- STATED PROBLEM
Omit every image, and transcribe the remaining entries exactly as given.
╭─ DATA SHOWN
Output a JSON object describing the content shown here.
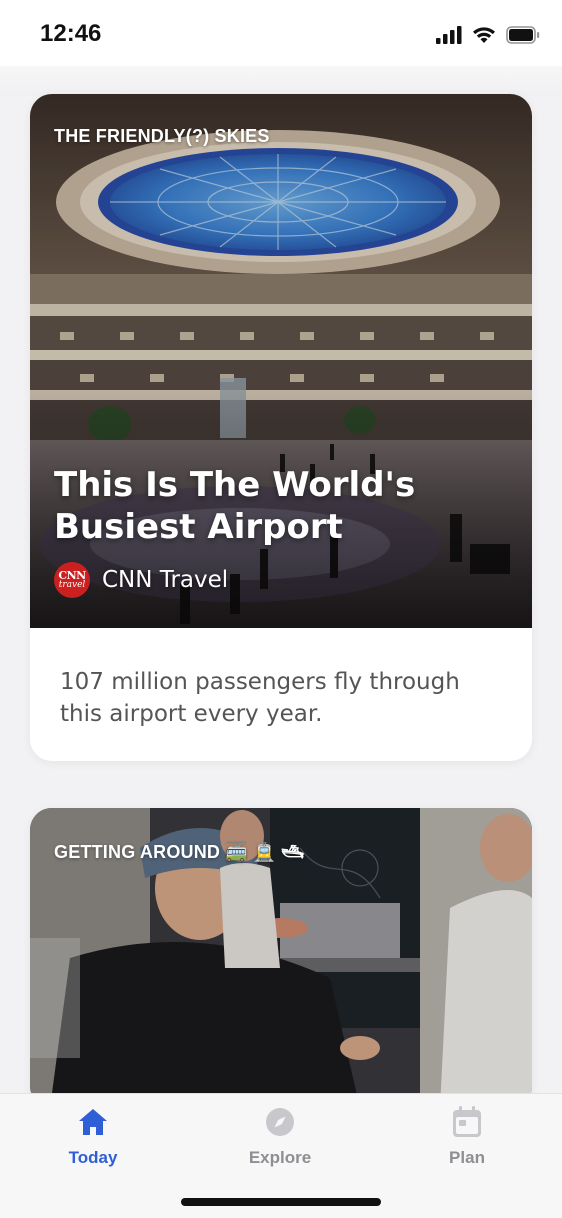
{
  "status_bar": {
    "time": "12:46",
    "icons": [
      "signal-icon",
      "wifi-icon",
      "battery-icon"
    ]
  },
  "cards": [
    {
      "category": "THE FRIENDLY(?) SKIES",
      "title": "This Is The World's Busiest Airport",
      "source": {
        "name": "CNN Travel",
        "logo_text_top": "CNN",
        "logo_text_bottom": "travel",
        "logo_color": "#cc1f1f"
      },
      "summary": "107 million passengers fly through this airport every year.",
      "image": "airport-atrium-photo"
    },
    {
      "category": "GETTING AROUND 🚎 🚊 🛥",
      "image": "cooking-class-photo"
    }
  ],
  "tab_bar": {
    "tabs": [
      {
        "label": "Today",
        "icon": "home-icon",
        "active": true
      },
      {
        "label": "Explore",
        "icon": "compass-icon",
        "active": false
      },
      {
        "label": "Plan",
        "icon": "calendar-icon",
        "active": false
      }
    ]
  },
  "colors": {
    "accent": "#2f5fd6",
    "inactive": "#8e8e93",
    "background": "#f2f2f4"
  }
}
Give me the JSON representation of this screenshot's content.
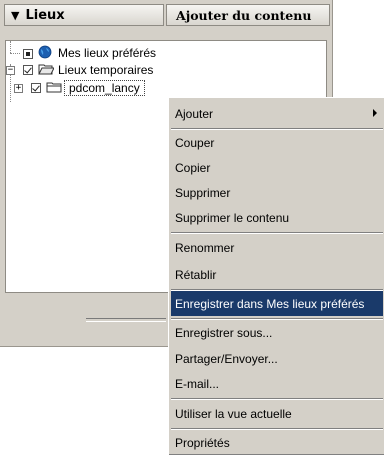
{
  "header": {
    "title": "Lieux",
    "add_content_label": "Ajouter du contenu"
  },
  "icons": {
    "collapse": "triangle-down-icon",
    "favorites": "globe-icon",
    "temporary": "folder-open-icon",
    "folder": "folder-icon"
  },
  "tree": {
    "nodes": [
      {
        "label": "Mes lieux préférés",
        "checked": "partial"
      },
      {
        "label": "Lieux temporaires",
        "checked": "checked"
      },
      {
        "label": "pdcom_lancy",
        "checked": "checked",
        "selected": true
      }
    ]
  },
  "context_menu": {
    "items": [
      {
        "label": "Ajouter",
        "has_submenu": true
      },
      {
        "label": "Couper"
      },
      {
        "label": "Copier"
      },
      {
        "label": "Supprimer"
      },
      {
        "label": "Supprimer le contenu"
      },
      {
        "label": "Renommer"
      },
      {
        "label": "Rétablir"
      },
      {
        "label": "Enregistrer dans Mes lieux préférés",
        "highlighted": true
      },
      {
        "label": "Enregistrer sous..."
      },
      {
        "label": "Partager/Envoyer..."
      },
      {
        "label": "E-mail..."
      },
      {
        "label": "Utiliser la vue actuelle"
      },
      {
        "label": "Propriétés"
      }
    ]
  },
  "colors": {
    "panel_bg": "#d4d0c8",
    "highlight_bg": "#1a3a6a",
    "highlight_text": "#ffffff"
  }
}
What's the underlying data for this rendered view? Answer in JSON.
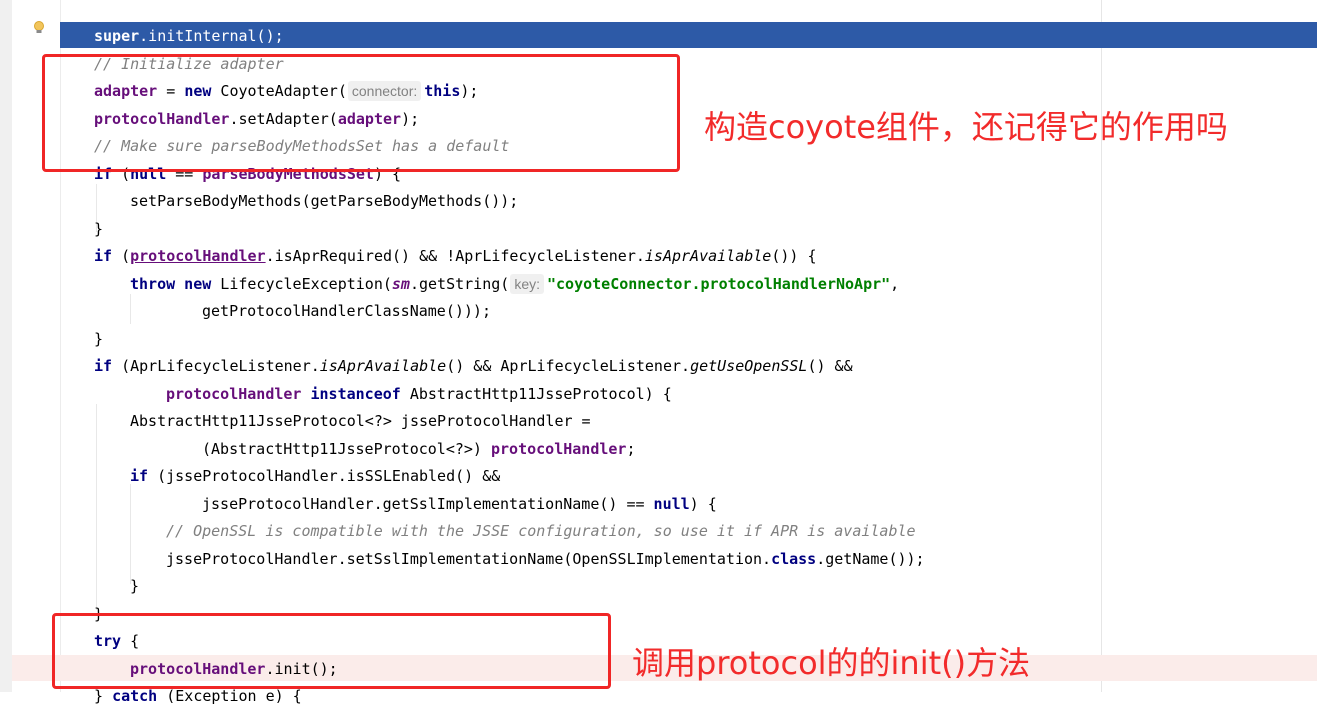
{
  "editor": {
    "lines": {
      "l1": {
        "kw": "super",
        "rest": ".initInternal();"
      },
      "l2": {
        "comment": "// Initialize adapter"
      },
      "l3": {
        "field": "adapter",
        "a": " = ",
        "kw": "new",
        "b": " CoyoteAdapter(",
        "hint": "connector:",
        "kw2": "this",
        "c": ");"
      },
      "l4": {
        "field": "protocolHandler",
        "a": ".setAdapter(",
        "field2": "adapter",
        "b": ");"
      },
      "l5": {
        "comment": "// Make sure parseBodyMethodsSet has a default"
      },
      "l6": {
        "kw": "if",
        "a": " (",
        "kw2": "null",
        "b": " == ",
        "field": "parseBodyMethodsSet",
        "c": ") {"
      },
      "l7": {
        "text": "setParseBodyMethods(getParseBodyMethods());"
      },
      "l8": {
        "text": "}"
      },
      "l9": {
        "kw": "if",
        "a": " (",
        "field": "protocolHandler",
        "b": ".isAprRequired() && !AprLifecycleListener.",
        "it": "isAprAvailable",
        "c": "()) {"
      },
      "l10": {
        "kw": "throw new",
        "a": " LifecycleException(",
        "field": "sm",
        "b": ".getString(",
        "hint": "key:",
        "str": "\"coyoteConnector.protocolHandlerNoApr\"",
        "c": ","
      },
      "l11": {
        "text": "getProtocolHandlerClassName()));"
      },
      "l12": {
        "text": "}"
      },
      "l13": {
        "kw": "if",
        "a": " (AprLifecycleListener.",
        "it": "isAprAvailable",
        "b": "() && AprLifecycleListener.",
        "it2": "getUseOpenSSL",
        "c": "() &&"
      },
      "l14": {
        "field": "protocolHandler",
        "kw": " instanceof",
        "a": " AbstractHttp11JsseProtocol) {"
      },
      "l15": {
        "text": "AbstractHttp11JsseProtocol<?> jsseProtocolHandler ="
      },
      "l16": {
        "a": "(AbstractHttp11JsseProtocol<?>) ",
        "field": "protocolHandler",
        "b": ";"
      },
      "l17": {
        "kw": "if",
        "a": " (jsseProtocolHandler.isSSLEnabled() &&"
      },
      "l18": {
        "a": "jsseProtocolHandler.getSslImplementationName() == ",
        "kw": "null",
        "b": ") {"
      },
      "l19": {
        "comment": "// OpenSSL is compatible with the JSSE configuration, so use it if APR is available"
      },
      "l20": {
        "a": "jsseProtocolHandler.setSslImplementationName(OpenSSLImplementation.",
        "kw": "class",
        "b": ".getName());"
      },
      "l21": {
        "text": "}"
      },
      "l22": {
        "text": "}"
      },
      "l23": {
        "kw": "try",
        "a": " {"
      },
      "l24": {
        "field": "protocolHandler",
        "a": ".init();"
      },
      "l25": {
        "a": "} ",
        "kw": "catch",
        "b": " (Exception e) {"
      }
    }
  },
  "annotations": {
    "note1": "构造coyote组件，还记得它的作用吗",
    "note2": "调用protocol的的init()方法"
  },
  "colors": {
    "selection_line": "#2d5aa7",
    "current_line": "#fbecea",
    "annotation_red": "#f02626",
    "keyword": "#000080",
    "field": "#660e7a",
    "comment": "#808080",
    "string": "#008000"
  }
}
╰─
- EXERCISE OUTPUT
Output a JSON object describing the content shown here.
{
  "status_bar": {
    "time": "12:46",
    "icons": [
      "signal-icon",
      "wifi-icon",
      "battery-icon"
    ]
  },
  "cards": [
    {
      "category": "THE FRIENDLY(?) SKIES",
      "title": "This Is The World's Busiest Airport",
      "source": {
        "name": "CNN Travel",
        "logo_text_top": "CNN",
        "logo_text_bottom": "travel",
        "logo_color": "#cc1f1f"
      },
      "summary": "107 million passengers fly through this airport every year.",
      "image": "airport-atrium-photo"
    },
    {
      "category": "GETTING AROUND 🚎 🚊 🛥",
      "image": "cooking-class-photo"
    }
  ],
  "tab_bar": {
    "tabs": [
      {
        "label": "Today",
        "icon": "home-icon",
        "active": true
      },
      {
        "label": "Explore",
        "icon": "compass-icon",
        "active": false
      },
      {
        "label": "Plan",
        "icon": "calendar-icon",
        "active": false
      }
    ]
  },
  "colors": {
    "accent": "#2f5fd6",
    "inactive": "#8e8e93",
    "background": "#f2f2f4"
  }
}
Give me the JSON representation of this screenshot's content.
{
  "header": {
    "title": "Lieux",
    "add_content_label": "Ajouter du contenu"
  },
  "icons": {
    "collapse": "triangle-down-icon",
    "favorites": "globe-icon",
    "temporary": "folder-open-icon",
    "folder": "folder-icon"
  },
  "tree": {
    "nodes": [
      {
        "label": "Mes lieux préférés",
        "checked": "partial"
      },
      {
        "label": "Lieux temporaires",
        "checked": "checked"
      },
      {
        "label": "pdcom_lancy",
        "checked": "checked",
        "selected": true
      }
    ]
  },
  "context_menu": {
    "items": [
      {
        "label": "Ajouter",
        "has_submenu": true
      },
      {
        "label": "Couper"
      },
      {
        "label": "Copier"
      },
      {
        "label": "Supprimer"
      },
      {
        "label": "Supprimer le contenu"
      },
      {
        "label": "Renommer"
      },
      {
        "label": "Rétablir"
      },
      {
        "label": "Enregistrer dans Mes lieux préférés",
        "highlighted": true
      },
      {
        "label": "Enregistrer sous..."
      },
      {
        "label": "Partager/Envoyer..."
      },
      {
        "label": "E-mail..."
      },
      {
        "label": "Utiliser la vue actuelle"
      },
      {
        "label": "Propriétés"
      }
    ]
  },
  "colors": {
    "panel_bg": "#d4d0c8",
    "highlight_bg": "#1a3a6a",
    "highlight_text": "#ffffff"
  }
}
What's the underlying data for this rendered view? Answer in JSON.
{
  "editor": {
    "lines": {
      "l1": {
        "kw": "super",
        "rest": ".initInternal();"
      },
      "l2": {
        "comment": "// Initialize adapter"
      },
      "l3": {
        "field": "adapter",
        "a": " = ",
        "kw": "new",
        "b": " CoyoteAdapter(",
        "hint": "connector:",
        "kw2": "this",
        "c": ");"
      },
      "l4": {
        "field": "protocolHandler",
        "a": ".setAdapter(",
        "field2": "adapter",
        "b": ");"
      },
      "l5": {
        "comment": "// Make sure parseBodyMethodsSet has a default"
      },
      "l6": {
        "kw": "if",
        "a": " (",
        "kw2": "null",
        "b": " == ",
        "field": "parseBodyMethodsSet",
        "c": ") {"
      },
      "l7": {
        "text": "setParseBodyMethods(getParseBodyMethods());"
      },
      "l8": {
        "text": "}"
      },
      "l9": {
        "kw": "if",
        "a": " (",
        "field": "protocolHandler",
        "b": ".isAprRequired() && !AprLifecycleListener.",
        "it": "isAprAvailable",
        "c": "()) {"
      },
      "l10": {
        "kw": "throw new",
        "a": " LifecycleException(",
        "field": "sm",
        "b": ".getString(",
        "hint": "key:",
        "str": "\"coyoteConnector.protocolHandlerNoApr\"",
        "c": ","
      },
      "l11": {
        "text": "getProtocolHandlerClassName()));"
      },
      "l12": {
        "text": "}"
      },
      "l13": {
        "kw": "if",
        "a": " (AprLifecycleListener.",
        "it": "isAprAvailable",
        "b": "() && AprLifecycleListener.",
        "it2": "getUseOpenSSL",
        "c": "() &&"
      },
      "l14": {
        "field": "protocolHandler",
        "kw": " instanceof",
        "a": " AbstractHttp11JsseProtocol) {"
      },
      "l15": {
        "text": "AbstractHttp11JsseProtocol<?> jsseProtocolHandler ="
      },
      "l16": {
        "a": "(AbstractHttp11JsseProtocol<?>) ",
        "field": "protocolHandler",
        "b": ";"
      },
      "l17": {
        "kw": "if",
        "a": " (jsseProtocolHandler.isSSLEnabled() &&"
      },
      "l18": {
        "a": "jsseProtocolHandler.getSslImplementationName() == ",
        "kw": "null",
        "b": ") {"
      },
      "l19": {
        "comment": "// OpenSSL is compatible with the JSSE configuration, so use it if APR is available"
      },
      "l20": {
        "a": "jsseProtocolHandler.setSslImplementationName(OpenSSLImplementation.",
        "kw": "class",
        "b": ".getName());"
      },
      "l21": {
        "text": "}"
      },
      "l22": {
        "text": "}"
      },
      "l23": {
        "kw": "try",
        "a": " {"
      },
      "l24": {
        "field": "protocolHandler",
        "a": ".init();"
      },
      "l25": {
        "a": "} ",
        "kw": "catch",
        "b": " (Exception e) {"
      }
    }
  },
  "annotations": {
    "note1": "构造coyote组件，还记得它的作用吗",
    "note2": "调用protocol的的init()方法"
  },
  "colors": {
    "selection_line": "#2d5aa7",
    "current_line": "#fbecea",
    "annotation_red": "#f02626",
    "keyword": "#000080",
    "field": "#660e7a",
    "comment": "#808080",
    "string": "#008000"
  }
}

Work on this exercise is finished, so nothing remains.